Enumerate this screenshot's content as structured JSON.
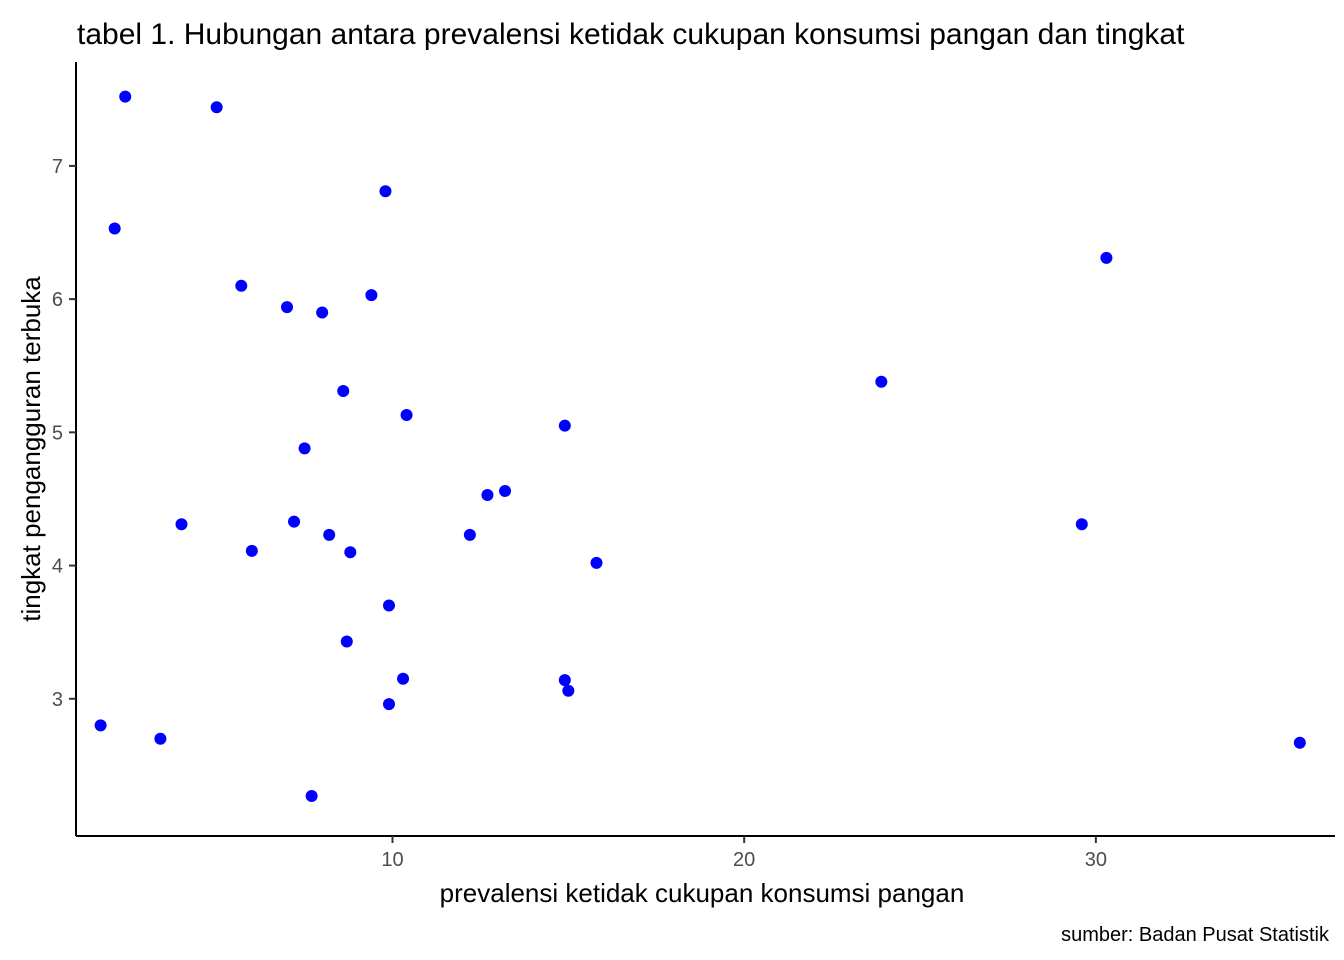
{
  "chart_data": {
    "type": "scatter",
    "title": "tabel 1. Hubungan antara prevalensi ketidak cukupan konsumsi pangan dan tingkat",
    "xlabel": "prevalensi ketidak cukupan konsumsi pangan",
    "ylabel": "tingkat pengangguran terbuka",
    "caption": "sumber: Badan Pusat Statistik",
    "xlim": [
      1.0,
      36.8
    ],
    "ylim": [
      1.97,
      7.78
    ],
    "x_ticks": [
      10,
      20,
      30
    ],
    "x_tick_labels": [
      "10",
      "20",
      "30"
    ],
    "y_ticks": [
      3,
      4,
      5,
      6,
      7
    ],
    "y_tick_labels": [
      "3",
      "4",
      "5",
      "6",
      "7"
    ],
    "grid": false,
    "point_color": "#0000ff",
    "points": [
      {
        "x": 2.4,
        "y": 7.52
      },
      {
        "x": 5.0,
        "y": 7.44
      },
      {
        "x": 9.8,
        "y": 6.81
      },
      {
        "x": 2.1,
        "y": 6.53
      },
      {
        "x": 5.7,
        "y": 6.1
      },
      {
        "x": 9.4,
        "y": 6.03
      },
      {
        "x": 7.0,
        "y": 5.94
      },
      {
        "x": 8.0,
        "y": 5.9
      },
      {
        "x": 8.6,
        "y": 5.31
      },
      {
        "x": 10.4,
        "y": 5.13
      },
      {
        "x": 14.9,
        "y": 5.05
      },
      {
        "x": 7.5,
        "y": 4.88
      },
      {
        "x": 30.3,
        "y": 6.31
      },
      {
        "x": 23.9,
        "y": 5.38
      },
      {
        "x": 13.2,
        "y": 4.56
      },
      {
        "x": 12.7,
        "y": 4.53
      },
      {
        "x": 4.0,
        "y": 4.31
      },
      {
        "x": 7.2,
        "y": 4.33
      },
      {
        "x": 8.2,
        "y": 4.23
      },
      {
        "x": 12.2,
        "y": 4.23
      },
      {
        "x": 29.6,
        "y": 4.31
      },
      {
        "x": 6.0,
        "y": 4.11
      },
      {
        "x": 8.8,
        "y": 4.1
      },
      {
        "x": 15.8,
        "y": 4.02
      },
      {
        "x": 9.9,
        "y": 3.7
      },
      {
        "x": 8.7,
        "y": 3.43
      },
      {
        "x": 10.3,
        "y": 3.15
      },
      {
        "x": 14.9,
        "y": 3.14
      },
      {
        "x": 15.0,
        "y": 3.06
      },
      {
        "x": 9.9,
        "y": 2.96
      },
      {
        "x": 1.7,
        "y": 2.8
      },
      {
        "x": 3.4,
        "y": 2.7
      },
      {
        "x": 35.8,
        "y": 2.67
      },
      {
        "x": 7.7,
        "y": 2.27
      }
    ]
  }
}
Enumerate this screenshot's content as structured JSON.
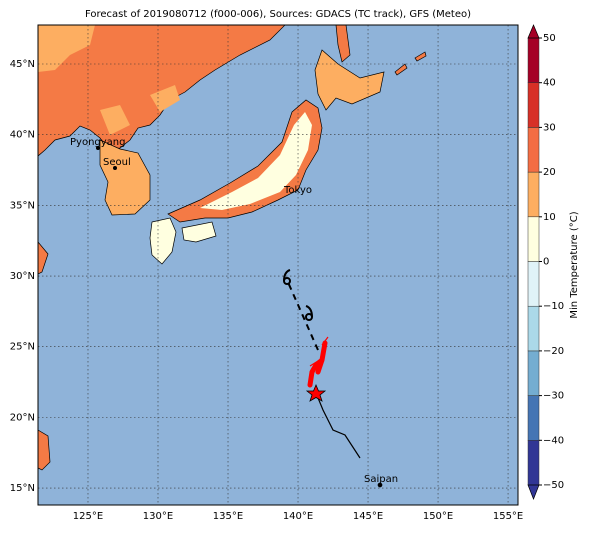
{
  "title": "Forecast of 2019080712 (f000-006), Sources: GDACS (TC track), GFS (Meteo)",
  "map": {
    "lonlim": [
      121.43,
      155.71
    ],
    "latlim": [
      13.8,
      47.76
    ],
    "lonticks": [
      {
        "value": 125,
        "label": "125°E"
      },
      {
        "value": 130,
        "label": "130°E"
      },
      {
        "value": 135,
        "label": "135°E"
      },
      {
        "value": 140,
        "label": "140°E"
      },
      {
        "value": 145,
        "label": "145°E"
      },
      {
        "value": 150,
        "label": "150°E"
      },
      {
        "value": 155,
        "label": "155°E"
      }
    ],
    "latticks": [
      {
        "value": 15,
        "label": "15°N"
      },
      {
        "value": 20,
        "label": "20°N"
      },
      {
        "value": 25,
        "label": "25°N"
      },
      {
        "value": 30,
        "label": "30°N"
      },
      {
        "value": 35,
        "label": "35°N"
      },
      {
        "value": 40,
        "label": "40°N"
      },
      {
        "value": 45,
        "label": "45°N"
      }
    ],
    "cities": [
      "Pyongyang",
      "Seoul",
      "Tokyo",
      "Saipan"
    ]
  },
  "colorbar": {
    "label": "Min Temperature (°C)",
    "lim": [
      -50,
      50
    ],
    "ticks": [
      {
        "value": -50,
        "label": "−50"
      },
      {
        "value": -40,
        "label": "−40"
      },
      {
        "value": -30,
        "label": "−30"
      },
      {
        "value": -20,
        "label": "−20"
      },
      {
        "value": -10,
        "label": "−10"
      },
      0,
      10,
      20,
      30,
      40,
      50
    ],
    "colors": [
      "#313695",
      "#4575b4",
      "#74add1",
      "#abd9e9",
      "#e0f3f8",
      "#ffffe0",
      "#fdae61",
      "#f46d43",
      "#d73027",
      "#a50026"
    ]
  }
}
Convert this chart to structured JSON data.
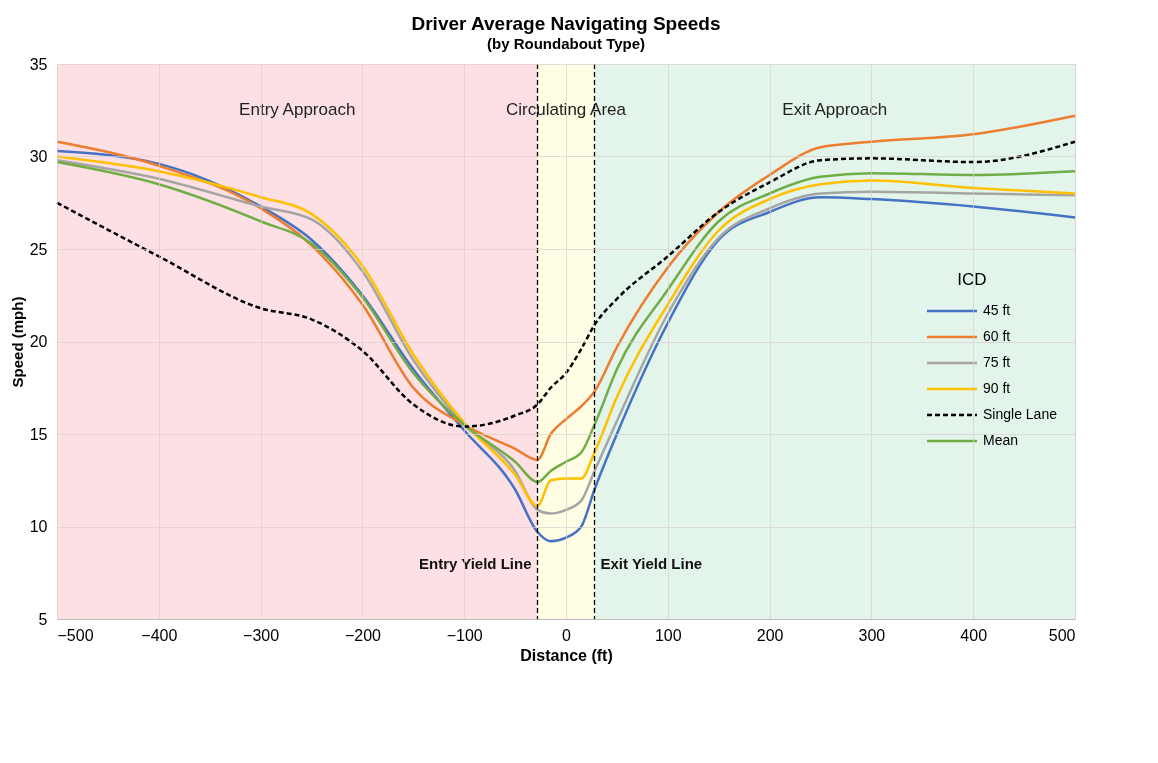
{
  "chart_data": {
    "type": "line",
    "title": "Driver Average Navigating Speeds",
    "subtitle": "(by Roundabout Type)",
    "xlabel": "Distance (ft)",
    "ylabel": "Speed (mph)",
    "legend_title": "ICD",
    "xlim": [
      -500,
      500
    ],
    "xticks": [
      -500,
      -400,
      -300,
      -200,
      -100,
      0,
      100,
      200,
      300,
      400,
      500
    ],
    "ylim": [
      5,
      35
    ],
    "yticks": [
      5,
      10,
      15,
      20,
      25,
      30,
      35
    ],
    "grid": true,
    "legend": "right",
    "bands": [
      {
        "axis": "x",
        "from": -500,
        "to": -28,
        "label": "Entry Approach",
        "color": "#fde0e3"
      },
      {
        "axis": "x",
        "from": -28,
        "to": 28,
        "label": "Circulating Area",
        "color": "#fffde3"
      },
      {
        "axis": "x",
        "from": 28,
        "to": 500,
        "label": "Exit Approach",
        "color": "#e3f4ea"
      }
    ],
    "ref_lines": [
      {
        "axis": "x",
        "value": -28,
        "label": "Entry Yield Line",
        "color": "#000000",
        "line_style": "dashed"
      },
      {
        "axis": "x",
        "value": 28,
        "label": "Exit Yield Line",
        "color": "#000000",
        "line_style": "dashed"
      }
    ],
    "x": [
      -500,
      -400,
      -300,
      -250,
      -200,
      -150,
      -100,
      -50,
      -28,
      -15,
      0,
      15,
      28,
      50,
      100,
      150,
      200,
      250,
      300,
      400,
      500
    ],
    "series": [
      {
        "name": "45 ft",
        "color": "#4472c4",
        "line_style": "solid",
        "values": [
          30.3,
          29.6,
          27.3,
          25.5,
          22.5,
          18.5,
          15.2,
          12.0,
          9.7,
          9.2,
          9.4,
          10.0,
          12.0,
          15.0,
          21.0,
          25.5,
          27.0,
          27.8,
          27.7,
          27.3,
          26.7
        ]
      },
      {
        "name": "60 ft",
        "color": "#ed7d31",
        "line_style": "solid",
        "values": [
          30.8,
          29.5,
          27.2,
          25.2,
          22.0,
          17.5,
          15.5,
          14.2,
          13.6,
          15.0,
          15.8,
          16.5,
          17.3,
          19.7,
          24.0,
          27.0,
          29.0,
          30.5,
          30.8,
          31.2,
          32.2
        ]
      },
      {
        "name": "75 ft",
        "color": "#a5a5a5",
        "line_style": "solid",
        "values": [
          29.8,
          28.8,
          27.3,
          26.6,
          23.8,
          19.0,
          15.5,
          13.0,
          10.9,
          10.7,
          10.9,
          11.4,
          13.0,
          15.7,
          21.5,
          25.6,
          27.2,
          28.0,
          28.1,
          28.0,
          27.9
        ]
      },
      {
        "name": "90 ft",
        "color": "#ffc000",
        "line_style": "solid",
        "values": [
          30.0,
          29.2,
          27.8,
          26.9,
          24.1,
          19.3,
          15.6,
          12.8,
          11.1,
          12.5,
          12.6,
          12.6,
          14.0,
          17.0,
          22.0,
          26.0,
          27.7,
          28.5,
          28.7,
          28.3,
          28.0
        ]
      },
      {
        "name": "Single Lane",
        "color": "#000000",
        "line_style": "dashed",
        "values": [
          27.5,
          24.6,
          21.8,
          21.2,
          19.5,
          16.6,
          15.4,
          16.0,
          16.6,
          17.5,
          18.3,
          19.6,
          20.9,
          22.3,
          24.6,
          27.0,
          28.6,
          29.8,
          29.9,
          29.7,
          30.8
        ]
      },
      {
        "name": "Mean",
        "color": "#70ad47",
        "line_style": "solid",
        "values": [
          29.7,
          28.5,
          26.5,
          25.3,
          22.4,
          18.3,
          15.5,
          13.5,
          12.4,
          13.0,
          13.5,
          14.0,
          15.5,
          18.5,
          22.8,
          26.5,
          28.0,
          28.9,
          29.1,
          29.0,
          29.2
        ]
      }
    ]
  }
}
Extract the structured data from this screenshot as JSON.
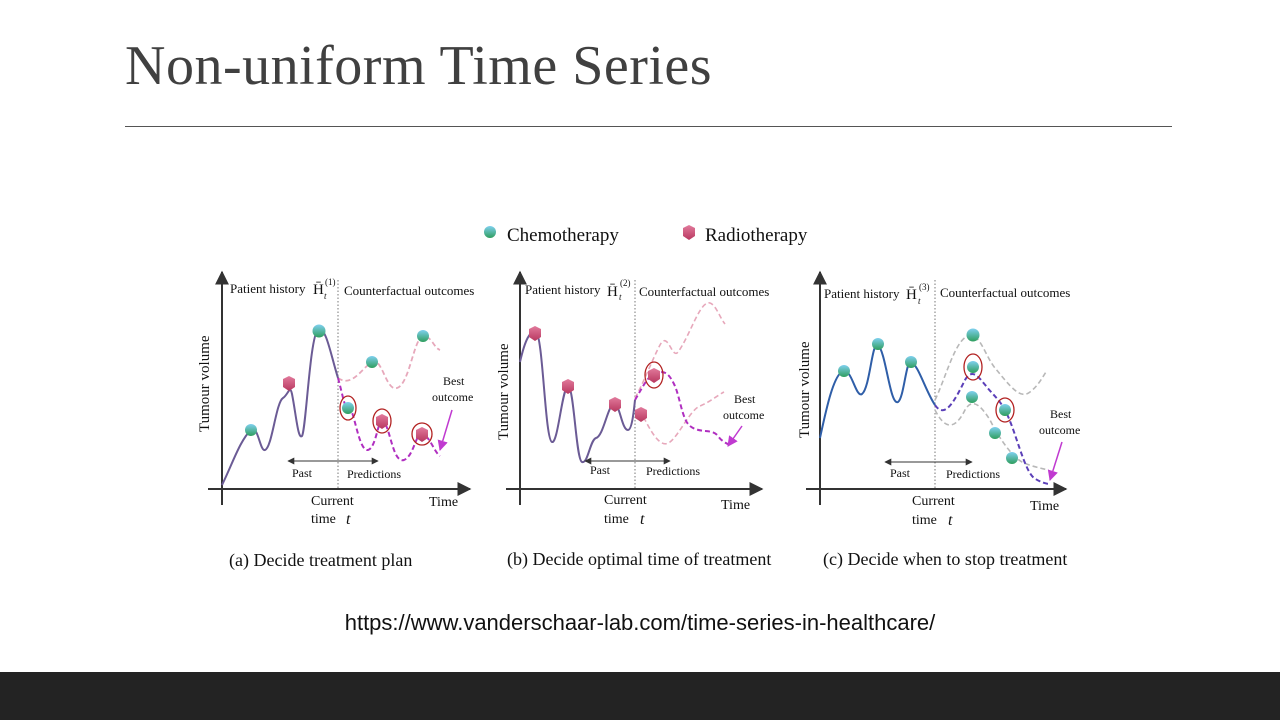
{
  "slide": {
    "title": "Non-uniform Time Series",
    "source_url": "https://www.vanderschaar-lab.com/time-series-in-healthcare/"
  },
  "legend": {
    "chemo": "Chemotherapy",
    "radio": "Radiotherapy"
  },
  "panels": [
    {
      "history_label": "Patient history",
      "history_symbol": "H̄",
      "history_index": "(1)",
      "history_sub": "t",
      "counterfactual_label": "Counterfactual outcomes",
      "y_label": "Tumour volume",
      "x_label": "Time",
      "past_label": "Past",
      "predictions_label": "Predictions",
      "current_label": "Current",
      "time_label": "time",
      "t_symbol": "t",
      "best_label_1": "Best",
      "best_label_2": "outcome",
      "caption": "(a) Decide treatment plan"
    },
    {
      "history_label": "Patient history",
      "history_symbol": "H̄",
      "history_index": "(2)",
      "history_sub": "t",
      "counterfactual_label": "Counterfactual outcomes",
      "y_label": "Tumour volume",
      "x_label": "Time",
      "past_label": "Past",
      "predictions_label": "Predictions",
      "current_label": "Current",
      "time_label": "time",
      "t_symbol": "t",
      "best_label_1": "Best",
      "best_label_2": "outcome",
      "caption": "(b) Decide optimal time of treatment"
    },
    {
      "history_label": "Patient history",
      "history_symbol": "H̄",
      "history_index": "(3)",
      "history_sub": "t",
      "counterfactual_label": "Counterfactual outcomes",
      "y_label": "Tumour volume",
      "x_label": "Time",
      "past_label": "Past",
      "predictions_label": "Predictions",
      "current_label": "Current",
      "time_label": "time",
      "t_symbol": "t",
      "best_label_1": "Best",
      "best_label_2": "outcome",
      "caption": "(c) Decide when to stop treatment"
    }
  ],
  "colors": {
    "history_line_a": "#6b5b95",
    "history_line_c": "#2f5ea8",
    "best_path": "#b02fc0",
    "alt_path": "#e8a6b8",
    "grey_path": "#b8b8b8",
    "chemo_top": "#6fc3e6",
    "chemo_bottom": "#3aa36a",
    "radio": "#d0567f",
    "highlight_circle": "#b22222",
    "footer": "#232323"
  }
}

----

Answer with one number: how many lines in the listing hold "this".

4